### TASK TO COMPLETE
Can you retype every record below exactly as written?

Figure collection entries
......

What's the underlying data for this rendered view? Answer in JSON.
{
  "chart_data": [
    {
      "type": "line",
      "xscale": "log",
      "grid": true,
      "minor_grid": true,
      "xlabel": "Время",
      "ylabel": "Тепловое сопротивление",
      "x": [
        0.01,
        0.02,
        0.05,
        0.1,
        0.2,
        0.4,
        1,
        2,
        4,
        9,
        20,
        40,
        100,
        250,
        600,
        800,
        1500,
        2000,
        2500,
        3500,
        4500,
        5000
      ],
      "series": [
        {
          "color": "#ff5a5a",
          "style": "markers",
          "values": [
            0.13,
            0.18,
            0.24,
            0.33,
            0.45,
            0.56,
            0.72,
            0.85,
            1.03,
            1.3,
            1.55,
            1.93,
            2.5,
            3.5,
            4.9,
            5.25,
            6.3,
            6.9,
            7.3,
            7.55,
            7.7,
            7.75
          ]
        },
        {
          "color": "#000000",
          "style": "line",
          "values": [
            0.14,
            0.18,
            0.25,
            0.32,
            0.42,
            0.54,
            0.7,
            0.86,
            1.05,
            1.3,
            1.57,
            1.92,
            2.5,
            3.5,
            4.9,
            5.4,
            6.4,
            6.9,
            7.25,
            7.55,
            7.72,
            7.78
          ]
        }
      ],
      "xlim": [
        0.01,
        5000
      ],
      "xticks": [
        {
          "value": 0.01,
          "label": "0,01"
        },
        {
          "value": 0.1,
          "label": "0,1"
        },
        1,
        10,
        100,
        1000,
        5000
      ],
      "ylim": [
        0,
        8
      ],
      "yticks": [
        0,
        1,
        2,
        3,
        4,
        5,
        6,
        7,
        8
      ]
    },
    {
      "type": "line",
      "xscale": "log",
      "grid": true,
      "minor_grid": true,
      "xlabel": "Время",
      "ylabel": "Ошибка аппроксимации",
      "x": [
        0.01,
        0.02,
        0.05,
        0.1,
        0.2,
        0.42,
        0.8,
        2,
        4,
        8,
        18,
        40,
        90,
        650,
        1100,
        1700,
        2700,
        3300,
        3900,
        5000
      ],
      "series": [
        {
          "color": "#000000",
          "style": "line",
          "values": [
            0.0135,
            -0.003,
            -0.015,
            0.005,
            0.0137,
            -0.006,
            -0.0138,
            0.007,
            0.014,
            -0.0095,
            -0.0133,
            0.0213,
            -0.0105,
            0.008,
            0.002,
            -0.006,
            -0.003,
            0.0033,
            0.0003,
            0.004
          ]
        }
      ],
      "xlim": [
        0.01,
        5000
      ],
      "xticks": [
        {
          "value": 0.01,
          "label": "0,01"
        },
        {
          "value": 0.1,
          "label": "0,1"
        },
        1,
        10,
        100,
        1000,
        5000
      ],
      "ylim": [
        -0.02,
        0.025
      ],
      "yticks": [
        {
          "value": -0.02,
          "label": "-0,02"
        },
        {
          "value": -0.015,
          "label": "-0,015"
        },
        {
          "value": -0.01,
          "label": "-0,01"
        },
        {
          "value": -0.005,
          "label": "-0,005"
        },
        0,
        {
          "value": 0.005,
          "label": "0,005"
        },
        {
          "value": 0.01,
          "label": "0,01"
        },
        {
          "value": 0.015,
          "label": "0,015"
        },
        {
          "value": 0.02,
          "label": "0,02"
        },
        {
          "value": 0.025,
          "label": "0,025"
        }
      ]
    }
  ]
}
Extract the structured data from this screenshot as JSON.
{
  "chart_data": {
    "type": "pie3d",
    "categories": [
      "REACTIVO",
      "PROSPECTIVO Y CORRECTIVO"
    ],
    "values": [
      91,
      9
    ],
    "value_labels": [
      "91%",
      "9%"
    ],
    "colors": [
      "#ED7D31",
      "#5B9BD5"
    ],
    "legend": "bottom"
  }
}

......

### FINAL ANSWER
What's the underlying data for this rendered view? Answer in JSON.
{
  "chart_data": [
    {
      "type": "line",
      "xscale": "log",
      "grid": true,
      "minor_grid": true,
      "xlabel": "Время",
      "ylabel": "Тепловое сопротивление",
      "x": [
        0.01,
        0.02,
        0.05,
        0.1,
        0.2,
        0.4,
        1,
        2,
        4,
        9,
        20,
        40,
        100,
        250,
        600,
        800,
        1500,
        2000,
        2500,
        3500,
        4500,
        5000
      ],
      "series": [
        {
          "color": "#ff5a5a",
          "style": "markers",
          "values": [
            0.13,
            0.18,
            0.24,
            0.33,
            0.45,
            0.56,
            0.72,
            0.85,
            1.03,
            1.3,
            1.55,
            1.93,
            2.5,
            3.5,
            4.9,
            5.25,
            6.3,
            6.9,
            7.3,
            7.55,
            7.7,
            7.75
          ]
        },
        {
          "color": "#000000",
          "style": "line",
          "values": [
            0.14,
            0.18,
            0.25,
            0.32,
            0.42,
            0.54,
            0.7,
            0.86,
            1.05,
            1.3,
            1.57,
            1.92,
            2.5,
            3.5,
            4.9,
            5.4,
            6.4,
            6.9,
            7.25,
            7.55,
            7.72,
            7.78
          ]
        }
      ],
      "xlim": [
        0.01,
        5000
      ],
      "xticks": [
        {
          "value": 0.01,
          "label": "0,01"
        },
        {
          "value": 0.1,
          "label": "0,1"
        },
        1,
        10,
        100,
        1000,
        5000
      ],
      "ylim": [
        0,
        8
      ],
      "yticks": [
        0,
        1,
        2,
        3,
        4,
        5,
        6,
        7,
        8
      ]
    },
    {
      "type": "line",
      "xscale": "log",
      "grid": true,
      "minor_grid": true,
      "xlabel": "Время",
      "ylabel": "Ошибка аппроксимации",
      "x": [
        0.01,
        0.02,
        0.05,
        0.1,
        0.2,
        0.42,
        0.8,
        2,
        4,
        8,
        18,
        40,
        90,
        650,
        1100,
        1700,
        2700,
        3300,
        3900,
        5000
      ],
      "series": [
        {
          "color": "#000000",
          "style": "line",
          "values": [
            0.0135,
            -0.003,
            -0.015,
            0.005,
            0.0137,
            -0.006,
            -0.0138,
            0.007,
            0.014,
            -0.0095,
            -0.0133,
            0.0213,
            -0.0105,
            0.008,
            0.002,
            -0.006,
            -0.003,
            0.0033,
            0.0003,
            0.004
          ]
        }
      ],
      "xlim": [
        0.01,
        5000
      ],
      "xticks": [
        {
          "value": 0.01,
          "label": "0,01"
        },
        {
          "value": 0.1,
          "label": "0,1"
        },
        1,
        10,
        100,
        1000,
        5000
      ],
      "ylim": [
        -0.02,
        0.025
      ],
      "yticks": [
        {
          "value": -0.02,
          "label": "-0,02"
        },
        {
          "value": -0.015,
          "label": "-0,015"
        },
        {
          "value": -0.01,
          "label": "-0,01"
        },
        {
          "value": -0.005,
          "label": "-0,005"
        },
        0,
        {
          "value": 0.005,
          "label": "0,005"
        },
        {
          "value": 0.01,
          "label": "0,01"
        },
        {
          "value": 0.015,
          "label": "0,015"
        },
        {
          "value": 0.02,
          "label": "0,02"
        },
        {
          "value": 0.025,
          "label": "0,025"
        }
      ]
    }
  ]
}
Extract the structured data from this screenshot as JSON.
{
  "chart_data": {
    "type": "pie3d",
    "categories": [
      "REACTIVO",
      "PROSPECTIVO Y CORRECTIVO"
    ],
    "values": [
      91,
      9
    ],
    "value_labels": [
      "91%",
      "9%"
    ],
    "colors": [
      "#ED7D31",
      "#5B9BD5"
    ],
    "legend": "bottom"
  }
}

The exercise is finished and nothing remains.